### Estratto selezionato

--------------------------------

Il Consiglio Generale degli Italiani all’Estero è inondato di richieste di informazioni da parte di connazionali che, a due anni di distanza dall’esplosione del Covid-19, chiedono di rientrare a casa.
“La diffusione della pandemia da SARS-CoV-2 accomuna da oltre un anno e mezzo il pianeta – si legge in una nota del CGIE -, l’Organizzazione Mondiale della Sanita è alla strenua ricerca di soluzioni per coordinare i distinti ordinamenti sanitari e per aggredire il morbo con soluzioni efficaci per debellarlo, se mai si arriverà alla sua neutralizzazione. Le ricette sono diverse da paese a paese e, comunque, tra le tante contrarietà legislative in Europa l’alta stagione estiva invita agli spostamenti dei vacanzieri.
E’ di questi ultimi giorni il decreto della Presidenza del Consiglio dei Ministri italiana correlato alla messa a punto della controversa introduzione nella vita civile e sanitaria del “green pass” con il quale il nostro Paese, a partire dal 6 agosto, dovrà gestire la quotidianità dei nostri connazionali e dei turisti, che in queste settimane desiderano venire in Italia a trascorrere le vacanze.
Intanto la versione italiana di questa misura regolatrice oltre ad essere contestata dai gruppi no-vax, mostra limiti applicativi e trova difficile applicazione perché in alcuni ambiti rischia di misconoscere i diritti essenziali di molti cittadini italiani e stranieri, tra questi anche quelli dei nostri connazionali residenti all’estero.

--------------------------------

### Dati grezzi
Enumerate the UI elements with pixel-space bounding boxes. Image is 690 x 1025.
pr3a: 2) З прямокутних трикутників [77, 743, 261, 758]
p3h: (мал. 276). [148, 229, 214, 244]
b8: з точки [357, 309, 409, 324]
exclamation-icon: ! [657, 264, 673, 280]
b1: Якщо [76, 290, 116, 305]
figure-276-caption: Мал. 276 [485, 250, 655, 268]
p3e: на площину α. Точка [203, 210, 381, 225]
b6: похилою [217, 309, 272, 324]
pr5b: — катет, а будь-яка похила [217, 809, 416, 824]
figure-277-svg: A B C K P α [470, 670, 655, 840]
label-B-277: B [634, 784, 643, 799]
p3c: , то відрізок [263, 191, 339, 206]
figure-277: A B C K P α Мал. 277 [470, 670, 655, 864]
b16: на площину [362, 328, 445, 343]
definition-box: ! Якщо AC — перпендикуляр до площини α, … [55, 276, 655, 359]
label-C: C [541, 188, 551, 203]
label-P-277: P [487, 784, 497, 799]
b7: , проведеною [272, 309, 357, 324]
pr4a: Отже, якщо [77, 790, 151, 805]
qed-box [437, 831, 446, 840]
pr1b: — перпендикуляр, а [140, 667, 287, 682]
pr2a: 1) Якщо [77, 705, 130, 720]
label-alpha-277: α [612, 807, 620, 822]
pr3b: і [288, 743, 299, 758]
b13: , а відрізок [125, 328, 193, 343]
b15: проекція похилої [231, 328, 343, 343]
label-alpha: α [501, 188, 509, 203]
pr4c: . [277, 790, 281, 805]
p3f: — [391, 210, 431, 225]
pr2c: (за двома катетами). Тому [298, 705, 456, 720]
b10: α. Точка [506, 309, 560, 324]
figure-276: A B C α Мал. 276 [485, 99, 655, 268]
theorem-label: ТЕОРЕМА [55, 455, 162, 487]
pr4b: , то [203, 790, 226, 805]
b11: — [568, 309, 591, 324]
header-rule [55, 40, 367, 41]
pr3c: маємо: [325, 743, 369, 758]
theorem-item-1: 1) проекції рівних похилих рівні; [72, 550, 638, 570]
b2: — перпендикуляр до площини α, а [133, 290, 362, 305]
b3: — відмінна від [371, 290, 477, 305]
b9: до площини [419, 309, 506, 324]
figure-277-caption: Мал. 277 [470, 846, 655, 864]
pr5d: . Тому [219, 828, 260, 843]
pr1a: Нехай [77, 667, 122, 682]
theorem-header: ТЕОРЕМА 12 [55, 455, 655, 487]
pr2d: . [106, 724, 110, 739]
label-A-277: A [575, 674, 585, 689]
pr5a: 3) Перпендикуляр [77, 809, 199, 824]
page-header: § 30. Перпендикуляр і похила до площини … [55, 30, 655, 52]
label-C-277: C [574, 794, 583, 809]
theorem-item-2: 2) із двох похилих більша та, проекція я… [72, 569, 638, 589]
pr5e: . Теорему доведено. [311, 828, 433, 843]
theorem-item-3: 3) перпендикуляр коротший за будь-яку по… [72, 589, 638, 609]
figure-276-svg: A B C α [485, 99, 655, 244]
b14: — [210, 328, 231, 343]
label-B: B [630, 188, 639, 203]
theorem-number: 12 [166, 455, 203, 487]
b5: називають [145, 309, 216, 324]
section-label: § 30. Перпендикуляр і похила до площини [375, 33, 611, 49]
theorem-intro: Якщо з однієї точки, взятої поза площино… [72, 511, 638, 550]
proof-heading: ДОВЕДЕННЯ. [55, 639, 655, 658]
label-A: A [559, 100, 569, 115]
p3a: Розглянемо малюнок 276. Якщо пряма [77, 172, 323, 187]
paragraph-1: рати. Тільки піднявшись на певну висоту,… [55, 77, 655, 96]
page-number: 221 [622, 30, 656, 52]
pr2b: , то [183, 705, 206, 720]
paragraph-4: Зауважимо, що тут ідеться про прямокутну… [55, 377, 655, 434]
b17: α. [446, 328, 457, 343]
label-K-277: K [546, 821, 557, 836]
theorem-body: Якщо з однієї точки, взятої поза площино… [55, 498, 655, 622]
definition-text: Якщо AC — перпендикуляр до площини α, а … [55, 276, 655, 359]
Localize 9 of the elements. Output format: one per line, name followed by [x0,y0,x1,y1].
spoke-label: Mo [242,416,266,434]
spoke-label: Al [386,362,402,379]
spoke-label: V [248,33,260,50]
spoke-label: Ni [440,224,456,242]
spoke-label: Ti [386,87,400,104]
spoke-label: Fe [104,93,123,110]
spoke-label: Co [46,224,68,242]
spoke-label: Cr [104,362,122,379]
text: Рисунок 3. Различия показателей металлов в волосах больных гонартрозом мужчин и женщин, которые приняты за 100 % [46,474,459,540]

--------------------------------

### Istruzioni
• 1. Riproduca fedelmente il passo dell'articolo sugli italiani all'estero compreso tra "Il Consiglio Generale" e "spostamenti dei vacanzieri.", estremi inclusi.
• 2. Prosegua l'articolo sugli italiani all'estero dal punto in cui si interrompe.

### Soluzioni proposte
• 1.
Il Consiglio Generale degli Italiani all’Estero è inondato di richieste di informazioni da parte di connazionali che, a due anni di distanza dall’esplosione del Covid-19, chiedono di rientrare a casa.
“La diffusione della pandemia da SARS-CoV-2 accomuna da oltre un anno e mezzo il pianeta – si legge in una nota del CGIE -, l’Organizzazione Mondiale della Sanita è alla strenua ricerca di soluzioni per coordinare i distinti ordinamenti sanitari e per aggredire il morbo con soluzioni efficaci per debellarlo, se mai si arriverà alla sua neutralizzazione. Le ricette sono diverse da paese a paese e, comunque, tra le tante contrarietà legislative in Europa l’alta stagione estiva invita agli spostamenti dei vacanzieri.

• 2.
Il Consiglio Generale degli Italiani all’Estero è inondato di richieste di informazioni da parte di connazionali, che a due anni di distanza dall’esplosione del Covid-19 chiedono di rientrare a casa. Ai persistenti ritardi accumulati ovunque dagli uffici consolari italiani, che non riescono a soddisfare le richieste di nuovi documenti d’identità e, quindi, condizionano gli spostamenti, si aggiungono le nuove e caotiche misure generali prive di esaustive informazioni per tranquillizzare coloro che hanno programmato di venire in Italia.
Ci fosse una volta che i decreti legge emessi dal Governo, che negli ultimi anni sono diventati gli strumenti legislativi abituali – che regolano la vita civile italiana – che contenessero anche regole applicative per gli italiani all’estero. Chiedere l’aggiornamento delle procedure legislative per evitare il continuo ricorso alle interrogazioni parlamentari o agli ordini del giorno dei parlamentari – conclude la nota targata CGIE – può essere derubricata come disfunzione amministrativa, può sembrare una pretestuosa illusione, ma la realtà spinge a esigere l’immediata istituzione di un luogo concreto per promuovere la naturale applicazione delle leggi nei tempi previsti anche tra le Comunità italiane all’estero”.